------ SUPPLIED TEXT

OMG text processing performance 6.7 - 9.5
Richard Gaskin
ambassador at fourthworld.com
Wed Feb 5 00:48:31 EST 2020
Super thorough work there, Neville. Thanks.
Could I trouble you to post code listings for the various algos?
I'd like to try them on my MBOX archives, and they may also be useful
for others looking for parsing routines in the archives.
--
Richard Gaskin
Fourth World Systems
Neville wrote:> Just for interest, and to see just how slow lineOffset
is, I added a couple of more tests to the search for occurrences of
“Valjean” in the Gutenberg English translation of Les Miserables. I also
wanted find how filter performs.
>
> The searches were first applied to the raw binary text as read from the utf-8 encoded file, without using textDecode; then on the text utf-8 decoded
>
> Parse 0 : using itemdelimiter ‘Valjean’ (case insensitive)
> Parse 1: using offset with skips
> Parse 2: using offset, truncating the text and 0 skip
> Parse 3: use lineOffset with skips
> Parse 4: use lineOffset, truncating the text and 0 skip
> filter: use filter to find lines containing '*Valjean*'
>
> Parse 1 and 2 produced 1120 hits. Parse 0 gave 1121 hits, the extra one being a false positive at the end of the file, which needs to be accounted for in an implementation. I was slightly surprised that the character offsets produced were the same for raw and for utf-8 text, I guess I was expecting the latter to give the unicode character offset. Parse 3 and 4 and filter all output 1099 lines.

------------

▶ USING THE INFORMATION
1. Answer these questions from the text processing post:
(a) What does Richard ask Neville to post?
(b) How many hits did Parse 1 and Parse 2 produce?
(c) How many lines did Parse 3, Parse 4 and filter each output?
2. Can you sum up the text processing post in two sentences?
3. Could you carry on the text processing post from where it stops?
The data below is not needed for any of this.

------ DATA EXTRACTS

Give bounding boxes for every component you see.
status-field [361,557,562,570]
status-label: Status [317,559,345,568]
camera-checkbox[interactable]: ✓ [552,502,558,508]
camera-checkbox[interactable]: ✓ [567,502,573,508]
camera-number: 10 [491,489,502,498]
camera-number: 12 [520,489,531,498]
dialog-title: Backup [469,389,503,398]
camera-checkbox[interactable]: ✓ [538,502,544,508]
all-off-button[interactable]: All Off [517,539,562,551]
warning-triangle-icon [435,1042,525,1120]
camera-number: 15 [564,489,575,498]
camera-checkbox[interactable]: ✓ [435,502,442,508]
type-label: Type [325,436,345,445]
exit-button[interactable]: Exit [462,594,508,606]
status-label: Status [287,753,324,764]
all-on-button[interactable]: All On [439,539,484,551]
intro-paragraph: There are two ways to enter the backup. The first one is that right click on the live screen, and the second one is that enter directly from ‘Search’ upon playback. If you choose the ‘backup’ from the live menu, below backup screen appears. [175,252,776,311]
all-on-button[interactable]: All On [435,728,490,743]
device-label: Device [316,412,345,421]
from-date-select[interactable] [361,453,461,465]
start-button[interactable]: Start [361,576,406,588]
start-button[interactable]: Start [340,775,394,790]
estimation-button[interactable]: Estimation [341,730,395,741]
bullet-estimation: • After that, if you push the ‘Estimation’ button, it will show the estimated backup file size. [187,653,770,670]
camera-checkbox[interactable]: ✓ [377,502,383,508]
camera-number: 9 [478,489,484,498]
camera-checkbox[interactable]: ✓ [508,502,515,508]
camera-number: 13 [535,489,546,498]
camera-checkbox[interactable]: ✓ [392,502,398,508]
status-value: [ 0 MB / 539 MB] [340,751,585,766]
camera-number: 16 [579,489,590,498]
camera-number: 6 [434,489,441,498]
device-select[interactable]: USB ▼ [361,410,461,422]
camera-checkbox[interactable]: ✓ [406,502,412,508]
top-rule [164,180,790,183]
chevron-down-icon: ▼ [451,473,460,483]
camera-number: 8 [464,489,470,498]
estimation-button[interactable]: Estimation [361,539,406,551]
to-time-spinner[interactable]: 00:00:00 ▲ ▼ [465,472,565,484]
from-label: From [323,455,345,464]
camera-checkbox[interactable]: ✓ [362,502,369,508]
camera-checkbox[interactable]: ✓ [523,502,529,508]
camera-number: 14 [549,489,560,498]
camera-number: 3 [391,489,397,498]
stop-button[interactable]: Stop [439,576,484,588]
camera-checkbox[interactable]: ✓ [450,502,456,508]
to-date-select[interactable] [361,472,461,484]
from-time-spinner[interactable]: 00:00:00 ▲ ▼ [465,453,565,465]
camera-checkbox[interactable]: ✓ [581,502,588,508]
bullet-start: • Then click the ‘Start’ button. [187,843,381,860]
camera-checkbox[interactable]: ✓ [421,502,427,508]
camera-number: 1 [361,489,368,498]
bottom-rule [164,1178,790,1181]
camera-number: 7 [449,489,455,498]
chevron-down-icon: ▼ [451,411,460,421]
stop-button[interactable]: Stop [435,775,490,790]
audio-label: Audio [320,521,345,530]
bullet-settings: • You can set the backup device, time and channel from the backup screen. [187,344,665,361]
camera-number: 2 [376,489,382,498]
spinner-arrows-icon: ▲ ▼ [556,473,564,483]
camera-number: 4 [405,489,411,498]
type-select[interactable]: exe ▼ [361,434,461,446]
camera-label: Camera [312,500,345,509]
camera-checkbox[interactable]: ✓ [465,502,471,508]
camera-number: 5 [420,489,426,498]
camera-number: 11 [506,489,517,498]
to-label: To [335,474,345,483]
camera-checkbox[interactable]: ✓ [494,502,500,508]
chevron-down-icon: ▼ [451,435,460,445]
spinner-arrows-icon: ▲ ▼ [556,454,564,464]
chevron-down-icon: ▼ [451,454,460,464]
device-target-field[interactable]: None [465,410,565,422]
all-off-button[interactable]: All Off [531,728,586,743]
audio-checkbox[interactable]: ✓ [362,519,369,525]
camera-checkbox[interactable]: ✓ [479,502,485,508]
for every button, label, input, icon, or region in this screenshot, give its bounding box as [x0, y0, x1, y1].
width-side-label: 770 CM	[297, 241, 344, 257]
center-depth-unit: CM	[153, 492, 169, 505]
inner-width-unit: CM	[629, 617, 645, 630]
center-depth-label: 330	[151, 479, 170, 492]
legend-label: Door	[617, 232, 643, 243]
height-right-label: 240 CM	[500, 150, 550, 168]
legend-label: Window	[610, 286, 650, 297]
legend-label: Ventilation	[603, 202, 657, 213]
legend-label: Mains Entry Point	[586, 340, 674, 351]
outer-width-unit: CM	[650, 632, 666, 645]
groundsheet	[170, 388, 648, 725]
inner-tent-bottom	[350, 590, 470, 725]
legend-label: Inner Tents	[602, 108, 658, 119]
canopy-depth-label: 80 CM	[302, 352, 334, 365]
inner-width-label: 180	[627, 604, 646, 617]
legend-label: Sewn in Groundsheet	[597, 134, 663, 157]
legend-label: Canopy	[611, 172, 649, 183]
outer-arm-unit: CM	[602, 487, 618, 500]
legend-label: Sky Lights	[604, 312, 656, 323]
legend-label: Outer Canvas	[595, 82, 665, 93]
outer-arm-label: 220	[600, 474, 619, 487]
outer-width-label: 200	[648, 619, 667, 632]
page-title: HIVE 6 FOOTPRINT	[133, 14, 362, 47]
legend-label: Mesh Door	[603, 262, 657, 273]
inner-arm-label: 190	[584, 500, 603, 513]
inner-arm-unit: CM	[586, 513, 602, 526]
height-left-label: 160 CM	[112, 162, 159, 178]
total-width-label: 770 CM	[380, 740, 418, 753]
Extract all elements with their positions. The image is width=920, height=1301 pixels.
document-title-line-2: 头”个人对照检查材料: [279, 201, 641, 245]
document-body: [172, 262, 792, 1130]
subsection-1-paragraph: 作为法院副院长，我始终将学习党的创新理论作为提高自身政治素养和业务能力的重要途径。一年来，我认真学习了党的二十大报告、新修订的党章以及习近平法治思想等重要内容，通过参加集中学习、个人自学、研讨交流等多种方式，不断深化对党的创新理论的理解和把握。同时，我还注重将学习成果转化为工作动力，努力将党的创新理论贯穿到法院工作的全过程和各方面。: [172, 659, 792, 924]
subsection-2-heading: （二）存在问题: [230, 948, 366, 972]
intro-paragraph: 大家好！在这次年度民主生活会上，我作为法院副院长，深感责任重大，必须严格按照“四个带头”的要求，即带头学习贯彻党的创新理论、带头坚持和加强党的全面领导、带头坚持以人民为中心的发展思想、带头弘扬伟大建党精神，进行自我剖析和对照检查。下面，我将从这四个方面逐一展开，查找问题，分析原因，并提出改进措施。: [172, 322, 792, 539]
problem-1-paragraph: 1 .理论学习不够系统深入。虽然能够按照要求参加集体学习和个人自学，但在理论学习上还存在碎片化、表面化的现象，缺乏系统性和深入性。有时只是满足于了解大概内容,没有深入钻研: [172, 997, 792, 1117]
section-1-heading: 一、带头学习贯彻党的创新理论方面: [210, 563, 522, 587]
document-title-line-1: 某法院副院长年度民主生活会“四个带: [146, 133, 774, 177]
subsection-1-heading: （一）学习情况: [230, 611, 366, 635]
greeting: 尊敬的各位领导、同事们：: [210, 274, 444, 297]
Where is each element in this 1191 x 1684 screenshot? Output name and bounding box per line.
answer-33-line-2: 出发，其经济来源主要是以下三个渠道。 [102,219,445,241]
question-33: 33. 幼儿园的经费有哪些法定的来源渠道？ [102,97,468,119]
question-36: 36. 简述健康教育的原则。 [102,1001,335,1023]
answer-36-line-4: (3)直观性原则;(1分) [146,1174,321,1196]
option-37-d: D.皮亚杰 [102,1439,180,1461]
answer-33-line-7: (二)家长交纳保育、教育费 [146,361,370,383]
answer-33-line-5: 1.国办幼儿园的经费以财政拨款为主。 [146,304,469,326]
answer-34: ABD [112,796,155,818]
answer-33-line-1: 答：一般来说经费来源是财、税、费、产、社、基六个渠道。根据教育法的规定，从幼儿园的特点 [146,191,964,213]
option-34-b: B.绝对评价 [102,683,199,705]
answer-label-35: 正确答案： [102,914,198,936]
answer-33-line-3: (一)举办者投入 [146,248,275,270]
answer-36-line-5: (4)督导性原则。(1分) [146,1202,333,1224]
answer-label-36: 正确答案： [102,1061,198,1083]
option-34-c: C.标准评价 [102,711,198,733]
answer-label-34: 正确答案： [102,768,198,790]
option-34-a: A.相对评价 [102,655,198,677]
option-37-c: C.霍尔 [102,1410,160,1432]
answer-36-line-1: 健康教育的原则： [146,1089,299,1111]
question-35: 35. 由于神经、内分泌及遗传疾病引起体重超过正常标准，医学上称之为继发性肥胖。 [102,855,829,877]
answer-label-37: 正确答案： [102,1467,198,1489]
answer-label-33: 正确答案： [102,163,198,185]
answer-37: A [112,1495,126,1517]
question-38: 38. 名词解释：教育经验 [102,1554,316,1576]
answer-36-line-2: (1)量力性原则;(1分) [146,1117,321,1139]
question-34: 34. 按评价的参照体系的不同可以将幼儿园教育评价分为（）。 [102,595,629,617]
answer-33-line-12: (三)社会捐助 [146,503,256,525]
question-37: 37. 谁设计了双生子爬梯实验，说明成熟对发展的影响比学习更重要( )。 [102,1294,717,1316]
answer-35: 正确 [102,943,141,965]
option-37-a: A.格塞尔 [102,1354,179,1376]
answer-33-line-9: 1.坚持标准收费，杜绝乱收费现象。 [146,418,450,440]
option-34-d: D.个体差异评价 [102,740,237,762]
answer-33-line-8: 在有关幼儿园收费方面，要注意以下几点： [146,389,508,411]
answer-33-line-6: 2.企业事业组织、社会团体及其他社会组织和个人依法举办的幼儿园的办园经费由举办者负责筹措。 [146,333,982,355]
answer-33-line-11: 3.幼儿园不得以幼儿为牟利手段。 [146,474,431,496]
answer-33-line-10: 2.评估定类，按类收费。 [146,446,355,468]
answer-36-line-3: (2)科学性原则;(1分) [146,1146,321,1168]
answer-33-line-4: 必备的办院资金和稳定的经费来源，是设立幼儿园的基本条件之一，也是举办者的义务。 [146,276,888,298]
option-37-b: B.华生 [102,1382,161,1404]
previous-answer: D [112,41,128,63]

------------

▶ PER-TASK ANSWERS
1.
(a) Code listings for the various algos.
(b) 1120 hits.
(c) 1099 lines.

2. Richard Gaskin praises Neville's thorough work and asks him to post code listings for the various algorithms, which he would like to try on his MBOX archives. In the quoted message, Neville searches for "Valjean" in the Gutenberg English translation of Les Miserables using itemdelimiter, offset, lineOffset and filter, on both raw and utf-8 decoded text, and reports 1120 hits for Parse 1 and 2, 1121 for Parse 0 (one a false positive) and 1099 lines for Parse 3, Parse 4 and filter.

3.
>
> Results:
>
> searches on raw text:
>
> parse0 11 ms
> parse1 9 ms
> parse2 751 ms
> parse3 2551 ms
> parse4 753 ms
> filter 16 ms
>
> searches on utf-8 text:
>
> parse0 4386 ms
> parse1 224367 ms
> parse2 3461 ms
> parse3 636554 ms —— !!!!
> parse4 7242 ms
> filter 2258 ms
>
> So for long texts it is best to use raw binary text and search with character offset(pSt,pSrc,skip) [Parse 1]. If you have to search on utf-8 encode text then use Parse 2, deleting initial sections of the text as you go. Never use lineOffset (except for small text) even if that means extra code to find line endings on either side of the character offset when you really want the found line. If you don’t actually need the offset of the hits in the original file - for example for editing the original - then filter is the fastest on long text and just as fast on short text, but depending on your needs you probably have to do another search on the filtered text; but this would be a viable approach if the number of lines produced is itself small.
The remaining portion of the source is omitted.